------ PAGE EXTRACT

Years of persuasion and deliberation ended today in total defeat.

Bavarian Prime Minister Horst Seehofer (CSU) and Munich Mayor Dieter Reiter (SPD) announced together that a new concert hall for Munich was absolutely not going to happen.

Instead, the 30 year-old Philharmonie am Gasteig, a sonically ghastly hall that was hated by musicians from the day it opened, will be gutted and refitted to produce an ‘acoustically perfect’ hall. Yep, Ghastly rules.

Mariss Jansons, who was promised a new hall for the Bavarian Radio orchestra, will be personally gutted. The decision may well accelerate his departure from Munich.

 

gasteig

Comments

  • MacroV says:

    I’ve heard for years what a dreadful acoustic it has, but it looks nice. It’s not a classic shoebox, but neither is the Philharmonie in Berlin, and somehow they’ve made that work. Hopefully the modern science of acoustics can perform a miracle.

    • JAMA11 says:

      It’s not so modern. Acousticians were working diligently on concert hall design a hundred years ago.

    • Concert listener says:

      Berlin Phil has been built that way against the advice of the leading acousticians. It works “kind of” because the resident orchestra is excellent and well adapted to the hall. But forget about anything with soloists there unless you sit in that area of 30% of the seats where you can actually hear them well. It helps that critics are given tickets in that area mostly.

  • Ignacio Martínez-Ybor says:

    Do they know in Munich how many times Philharmonic Hall (now Avery Fisher Hall) at Lincoln Center has been gutted, regutted, to no avail?

    • Alexander Hall says:

      Or take the grotesque example of London’s Royal Festival Hall on which over a million pounds was spent during their recent refurbishment. None of the wood veneers around the platform match and, far, far worse is the fact that you can now hear the trains rumbling across the adjoining railway bridge even more clearly than before. A total and utter waste of precious money which could have been put to much better use.

  • JAMA11 says:

    There are plenty of ghastly halls that are acoustically just fine. (They can’t all be perfect. Not every city gets its own Carnegie Hall.) Renovating sometimes fails to produce sonic improvement, as it famously did in New York, but it can also work perfectly, as it less famously did in San Francisco.

------------

Write the next part of the post about Munich's concert hall decision, picking up after the comment on San Francisco.

------ ENTRIES PROVIDED

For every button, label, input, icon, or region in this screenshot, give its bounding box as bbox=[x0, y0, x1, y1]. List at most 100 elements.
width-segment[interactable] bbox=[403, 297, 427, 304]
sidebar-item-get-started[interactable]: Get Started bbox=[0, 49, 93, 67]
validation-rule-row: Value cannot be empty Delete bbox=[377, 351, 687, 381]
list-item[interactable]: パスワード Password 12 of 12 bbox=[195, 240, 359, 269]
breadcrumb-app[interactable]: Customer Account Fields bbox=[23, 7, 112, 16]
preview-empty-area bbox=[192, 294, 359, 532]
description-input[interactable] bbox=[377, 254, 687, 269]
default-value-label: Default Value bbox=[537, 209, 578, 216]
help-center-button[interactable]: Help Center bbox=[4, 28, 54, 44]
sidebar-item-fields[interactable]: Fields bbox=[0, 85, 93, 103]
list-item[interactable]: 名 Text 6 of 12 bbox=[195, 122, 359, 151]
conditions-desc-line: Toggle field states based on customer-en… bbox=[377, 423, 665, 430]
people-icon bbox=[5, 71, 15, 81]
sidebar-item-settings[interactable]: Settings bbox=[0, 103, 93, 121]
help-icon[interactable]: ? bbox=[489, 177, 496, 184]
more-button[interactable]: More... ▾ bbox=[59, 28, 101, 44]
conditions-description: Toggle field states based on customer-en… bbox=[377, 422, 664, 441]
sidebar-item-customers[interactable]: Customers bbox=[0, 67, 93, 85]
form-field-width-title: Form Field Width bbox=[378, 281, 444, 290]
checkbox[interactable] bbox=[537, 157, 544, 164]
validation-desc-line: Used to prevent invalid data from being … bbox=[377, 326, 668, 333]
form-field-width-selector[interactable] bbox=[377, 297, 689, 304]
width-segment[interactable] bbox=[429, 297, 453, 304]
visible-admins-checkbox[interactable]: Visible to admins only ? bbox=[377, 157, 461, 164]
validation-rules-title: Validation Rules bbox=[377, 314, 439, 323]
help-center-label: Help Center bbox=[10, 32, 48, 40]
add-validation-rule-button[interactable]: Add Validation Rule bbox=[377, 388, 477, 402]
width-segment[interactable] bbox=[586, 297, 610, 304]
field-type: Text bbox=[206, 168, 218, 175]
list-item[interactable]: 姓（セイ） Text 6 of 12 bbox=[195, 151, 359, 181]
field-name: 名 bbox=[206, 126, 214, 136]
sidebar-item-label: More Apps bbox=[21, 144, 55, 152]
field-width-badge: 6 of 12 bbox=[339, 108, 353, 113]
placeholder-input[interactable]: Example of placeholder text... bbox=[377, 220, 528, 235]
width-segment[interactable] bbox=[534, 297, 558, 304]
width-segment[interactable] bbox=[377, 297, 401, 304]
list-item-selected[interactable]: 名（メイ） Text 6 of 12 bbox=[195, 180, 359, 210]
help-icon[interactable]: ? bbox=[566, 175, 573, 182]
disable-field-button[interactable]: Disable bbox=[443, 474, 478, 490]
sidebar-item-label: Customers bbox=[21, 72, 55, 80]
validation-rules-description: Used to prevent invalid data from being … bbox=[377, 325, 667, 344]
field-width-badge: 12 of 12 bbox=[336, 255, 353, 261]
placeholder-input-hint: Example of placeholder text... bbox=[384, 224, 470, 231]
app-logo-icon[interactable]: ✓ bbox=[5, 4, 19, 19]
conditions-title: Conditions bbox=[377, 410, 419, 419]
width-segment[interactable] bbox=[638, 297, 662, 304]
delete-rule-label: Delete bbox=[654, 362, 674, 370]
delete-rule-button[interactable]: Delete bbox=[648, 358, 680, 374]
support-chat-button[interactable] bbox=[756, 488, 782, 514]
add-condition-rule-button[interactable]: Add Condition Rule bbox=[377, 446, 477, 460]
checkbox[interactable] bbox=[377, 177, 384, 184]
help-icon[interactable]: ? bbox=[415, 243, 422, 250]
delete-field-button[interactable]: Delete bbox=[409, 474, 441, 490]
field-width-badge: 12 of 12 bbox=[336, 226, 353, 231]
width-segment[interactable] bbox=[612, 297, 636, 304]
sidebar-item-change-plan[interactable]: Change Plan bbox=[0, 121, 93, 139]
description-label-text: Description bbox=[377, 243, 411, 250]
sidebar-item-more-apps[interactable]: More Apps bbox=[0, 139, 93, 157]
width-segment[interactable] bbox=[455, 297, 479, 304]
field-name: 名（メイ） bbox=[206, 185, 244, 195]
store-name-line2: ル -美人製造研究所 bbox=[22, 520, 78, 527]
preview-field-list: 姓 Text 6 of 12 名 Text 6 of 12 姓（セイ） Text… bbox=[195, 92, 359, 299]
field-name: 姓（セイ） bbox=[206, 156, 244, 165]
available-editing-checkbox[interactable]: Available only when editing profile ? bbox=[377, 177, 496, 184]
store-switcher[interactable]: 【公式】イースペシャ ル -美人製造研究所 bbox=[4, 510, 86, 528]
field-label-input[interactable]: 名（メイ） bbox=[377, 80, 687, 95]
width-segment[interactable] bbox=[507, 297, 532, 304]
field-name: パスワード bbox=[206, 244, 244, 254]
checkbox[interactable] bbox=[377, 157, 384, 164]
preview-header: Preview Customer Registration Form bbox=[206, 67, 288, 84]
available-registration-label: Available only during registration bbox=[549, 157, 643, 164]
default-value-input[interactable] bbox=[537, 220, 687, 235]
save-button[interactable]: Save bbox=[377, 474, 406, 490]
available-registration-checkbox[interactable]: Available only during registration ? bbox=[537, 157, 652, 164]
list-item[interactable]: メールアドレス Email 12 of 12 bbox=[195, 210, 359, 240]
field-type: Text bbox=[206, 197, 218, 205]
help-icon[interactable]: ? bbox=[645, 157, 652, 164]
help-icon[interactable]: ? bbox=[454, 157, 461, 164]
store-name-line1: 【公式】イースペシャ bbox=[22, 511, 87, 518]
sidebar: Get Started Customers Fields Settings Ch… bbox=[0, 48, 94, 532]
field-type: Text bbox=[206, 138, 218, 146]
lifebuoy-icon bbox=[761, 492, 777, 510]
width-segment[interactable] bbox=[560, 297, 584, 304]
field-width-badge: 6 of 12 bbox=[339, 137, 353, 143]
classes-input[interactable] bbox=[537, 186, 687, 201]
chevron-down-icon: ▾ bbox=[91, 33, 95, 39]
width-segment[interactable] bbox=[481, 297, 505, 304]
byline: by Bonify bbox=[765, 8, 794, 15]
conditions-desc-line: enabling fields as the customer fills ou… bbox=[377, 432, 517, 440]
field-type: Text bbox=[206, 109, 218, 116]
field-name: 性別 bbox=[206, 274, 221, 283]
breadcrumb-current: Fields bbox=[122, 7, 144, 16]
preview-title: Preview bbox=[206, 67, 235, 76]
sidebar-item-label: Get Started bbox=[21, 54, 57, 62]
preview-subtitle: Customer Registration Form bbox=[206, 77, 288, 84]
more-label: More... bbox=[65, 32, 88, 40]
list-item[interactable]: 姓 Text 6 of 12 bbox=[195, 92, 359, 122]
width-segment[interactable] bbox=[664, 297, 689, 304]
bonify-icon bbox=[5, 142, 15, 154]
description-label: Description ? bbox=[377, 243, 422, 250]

------------
------ ENTRIES PROVIDED

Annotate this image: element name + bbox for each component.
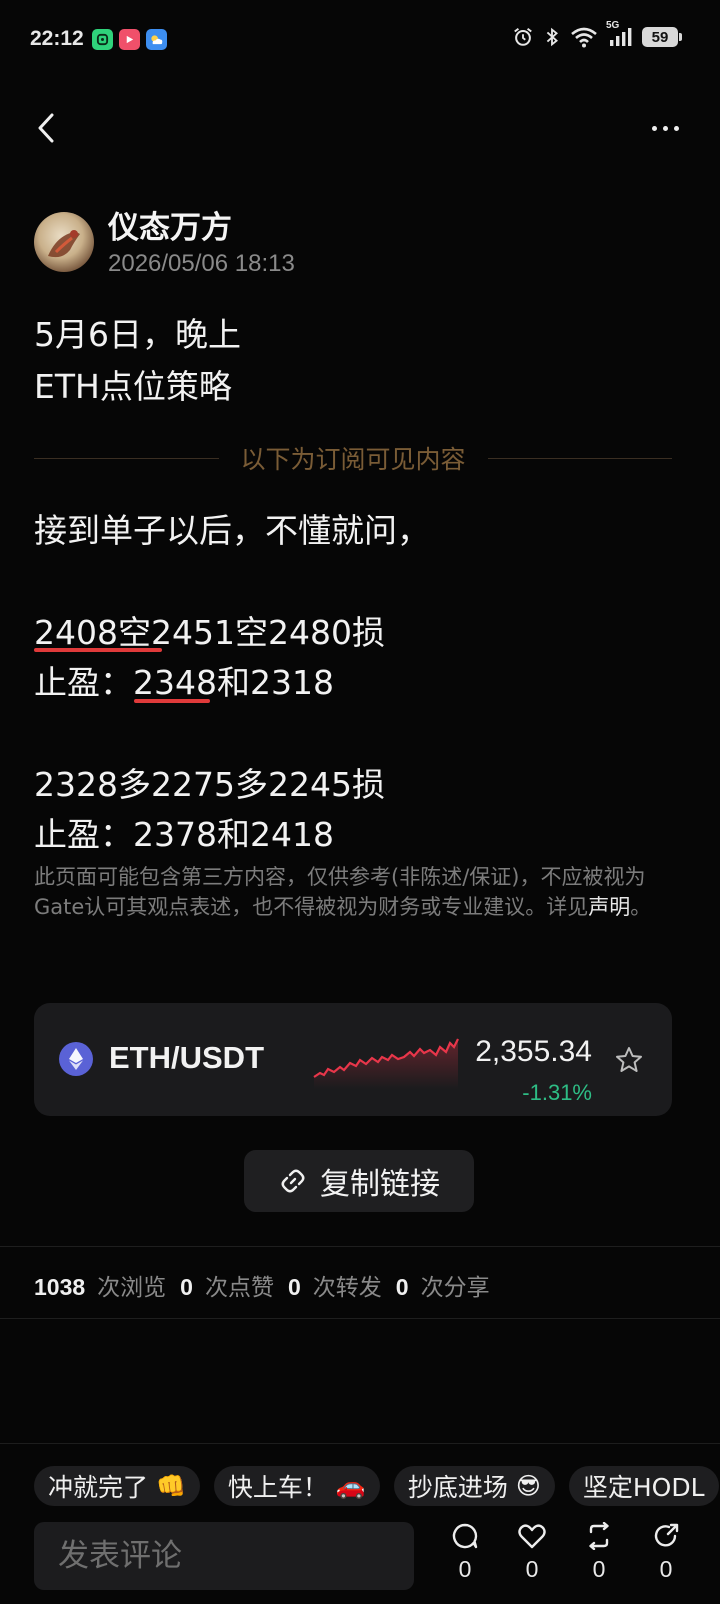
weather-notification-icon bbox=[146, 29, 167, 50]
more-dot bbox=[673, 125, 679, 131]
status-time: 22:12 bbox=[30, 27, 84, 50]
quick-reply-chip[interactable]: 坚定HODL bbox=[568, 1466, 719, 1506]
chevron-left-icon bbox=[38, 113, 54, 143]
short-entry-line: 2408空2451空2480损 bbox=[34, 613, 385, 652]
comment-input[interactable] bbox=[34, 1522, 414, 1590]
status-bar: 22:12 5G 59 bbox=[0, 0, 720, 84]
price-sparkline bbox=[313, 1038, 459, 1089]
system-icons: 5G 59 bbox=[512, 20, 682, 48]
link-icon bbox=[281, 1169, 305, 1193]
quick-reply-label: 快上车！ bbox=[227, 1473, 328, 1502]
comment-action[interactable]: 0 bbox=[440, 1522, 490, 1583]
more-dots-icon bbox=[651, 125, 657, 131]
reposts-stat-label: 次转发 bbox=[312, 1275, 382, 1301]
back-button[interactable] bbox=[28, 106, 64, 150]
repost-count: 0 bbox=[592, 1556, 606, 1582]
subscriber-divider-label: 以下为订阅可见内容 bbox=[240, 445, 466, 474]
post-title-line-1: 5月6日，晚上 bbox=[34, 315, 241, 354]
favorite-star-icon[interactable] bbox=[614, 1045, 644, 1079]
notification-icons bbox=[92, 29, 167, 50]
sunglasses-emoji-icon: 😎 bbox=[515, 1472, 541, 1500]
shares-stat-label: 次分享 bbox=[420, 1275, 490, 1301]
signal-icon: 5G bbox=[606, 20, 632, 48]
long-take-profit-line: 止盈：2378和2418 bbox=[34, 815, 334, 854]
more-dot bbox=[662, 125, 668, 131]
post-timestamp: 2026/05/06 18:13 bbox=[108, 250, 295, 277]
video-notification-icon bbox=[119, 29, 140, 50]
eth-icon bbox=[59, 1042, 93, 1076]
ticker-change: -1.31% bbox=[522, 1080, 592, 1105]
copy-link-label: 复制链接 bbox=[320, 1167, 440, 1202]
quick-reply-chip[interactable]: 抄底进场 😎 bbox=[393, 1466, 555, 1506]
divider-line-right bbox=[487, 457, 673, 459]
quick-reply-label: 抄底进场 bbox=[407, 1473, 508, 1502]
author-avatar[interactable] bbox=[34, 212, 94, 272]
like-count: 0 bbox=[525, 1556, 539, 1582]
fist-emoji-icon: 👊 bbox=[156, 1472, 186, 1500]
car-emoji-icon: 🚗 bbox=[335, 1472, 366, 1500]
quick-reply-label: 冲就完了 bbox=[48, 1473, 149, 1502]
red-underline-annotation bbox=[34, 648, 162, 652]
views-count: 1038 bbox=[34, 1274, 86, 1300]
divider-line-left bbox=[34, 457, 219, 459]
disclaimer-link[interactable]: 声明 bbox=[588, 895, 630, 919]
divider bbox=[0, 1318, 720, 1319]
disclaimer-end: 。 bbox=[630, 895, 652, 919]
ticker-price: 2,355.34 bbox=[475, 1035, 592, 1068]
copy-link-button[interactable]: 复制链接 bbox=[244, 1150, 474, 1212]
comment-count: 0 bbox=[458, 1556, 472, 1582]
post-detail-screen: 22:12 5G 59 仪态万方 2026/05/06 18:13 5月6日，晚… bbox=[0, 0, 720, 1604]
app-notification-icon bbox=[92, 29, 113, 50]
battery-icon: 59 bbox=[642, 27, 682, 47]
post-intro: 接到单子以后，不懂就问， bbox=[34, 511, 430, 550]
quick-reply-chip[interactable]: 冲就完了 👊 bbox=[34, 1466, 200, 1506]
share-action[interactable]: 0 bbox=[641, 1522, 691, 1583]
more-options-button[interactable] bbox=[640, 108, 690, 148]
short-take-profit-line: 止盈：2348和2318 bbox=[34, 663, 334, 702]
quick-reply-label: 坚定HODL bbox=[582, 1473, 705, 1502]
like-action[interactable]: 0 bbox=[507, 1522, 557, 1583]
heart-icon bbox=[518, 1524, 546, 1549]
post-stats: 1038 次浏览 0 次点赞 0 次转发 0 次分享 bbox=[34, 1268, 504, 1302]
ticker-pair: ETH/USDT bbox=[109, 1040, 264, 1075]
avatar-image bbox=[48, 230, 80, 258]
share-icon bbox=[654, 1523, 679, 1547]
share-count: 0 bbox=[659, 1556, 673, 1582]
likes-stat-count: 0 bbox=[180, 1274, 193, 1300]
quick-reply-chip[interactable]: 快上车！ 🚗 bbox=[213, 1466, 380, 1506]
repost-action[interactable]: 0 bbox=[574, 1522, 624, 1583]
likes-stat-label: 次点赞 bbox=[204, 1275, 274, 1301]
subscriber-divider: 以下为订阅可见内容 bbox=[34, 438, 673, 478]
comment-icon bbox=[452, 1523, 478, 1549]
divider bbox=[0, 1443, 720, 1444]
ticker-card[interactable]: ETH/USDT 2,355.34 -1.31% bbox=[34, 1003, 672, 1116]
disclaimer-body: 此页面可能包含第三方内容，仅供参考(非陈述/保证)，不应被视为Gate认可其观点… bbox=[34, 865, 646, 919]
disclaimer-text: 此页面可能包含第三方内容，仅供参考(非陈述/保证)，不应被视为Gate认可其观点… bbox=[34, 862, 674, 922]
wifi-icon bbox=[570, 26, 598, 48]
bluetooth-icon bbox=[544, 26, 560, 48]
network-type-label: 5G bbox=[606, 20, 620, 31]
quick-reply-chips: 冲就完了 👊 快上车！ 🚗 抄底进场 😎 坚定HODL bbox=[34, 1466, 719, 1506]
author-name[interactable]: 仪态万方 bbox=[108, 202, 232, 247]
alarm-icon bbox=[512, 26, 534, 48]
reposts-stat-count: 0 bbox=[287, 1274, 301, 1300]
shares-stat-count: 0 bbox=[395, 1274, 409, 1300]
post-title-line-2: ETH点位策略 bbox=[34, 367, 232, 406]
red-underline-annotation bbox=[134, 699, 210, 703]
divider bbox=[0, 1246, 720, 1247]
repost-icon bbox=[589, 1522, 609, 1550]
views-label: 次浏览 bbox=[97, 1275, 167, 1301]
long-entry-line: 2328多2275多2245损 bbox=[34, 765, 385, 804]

------------

(EXERCISE ANSWER):
    Acoustics can, theoretically, be fixed. If we dismiss every ugly hall just because its ugly, a lot of fine orchestras would be homeless.

    • Sixtus says:

      The renovation transforming Philharmonic Hall into Avery Fisher did produce an improvement, even though the latter hall doesn’t come up to the level of Boston Symphony Hall. The tinkerings with Avery Fisher since then haven’t improved things further, unfortunately. As for gutting and renovating the Gasteig, aerial views of the hall show a “shell” unsuited for an acoustically reliable shoebox-shaped interior of adequate size. So Munich will be taking substantial acoustical risks with yet another non-shoebox interior. Sometimes they work, often they don’t.

    • Concert listener says:

      No, you never can “fix” a problematic acoustic. All you can do is to implement small adjustments and refinements, but never change the fundamental problem of an ill received hall.
      Take the Berlin Philharmonie for instance. Problematic for having the majority of the seats sit outside of the preferable directions a singer or solo violin or solo piano directs his or her sound into.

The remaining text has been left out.